— Aim of the exercise —
Copy out all the records exactly.

=-=-=-=-=

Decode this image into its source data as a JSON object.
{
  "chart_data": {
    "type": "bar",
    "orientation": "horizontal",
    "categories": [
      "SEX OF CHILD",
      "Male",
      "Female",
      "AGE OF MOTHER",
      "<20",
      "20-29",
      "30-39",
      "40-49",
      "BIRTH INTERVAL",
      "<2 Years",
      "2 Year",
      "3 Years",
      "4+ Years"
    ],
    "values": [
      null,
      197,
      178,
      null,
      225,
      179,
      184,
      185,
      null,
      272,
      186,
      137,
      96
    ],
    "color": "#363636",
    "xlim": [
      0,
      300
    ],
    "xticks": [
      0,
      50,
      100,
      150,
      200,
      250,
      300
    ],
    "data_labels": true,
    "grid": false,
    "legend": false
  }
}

=-=-=-=-=

— Solution below —
Decode this image into its source data as a JSON object.
{
  "chart_data": {
    "type": "bar",
    "orientation": "horizontal",
    "categories": [
      "SEX OF CHILD",
      "Male",
      "Female",
      "AGE OF MOTHER",
      "<20",
      "20-29",
      "30-39",
      "40-49",
      "BIRTH INTERVAL",
      "<2 Years",
      "2 Year",
      "3 Years",
      "4+ Years"
    ],
    "values": [
      null,
      197,
      178,
      null,
      225,
      179,
      184,
      185,
      null,
      272,
      186,
      137,
      96
    ],
    "color": "#363636",
    "xlim": [
      0,
      300
    ],
    "xticks": [
      0,
      50,
      100,
      150,
      200,
      250,
      300
    ],
    "data_labels": true,
    "grid": false,
    "legend": false
  }
}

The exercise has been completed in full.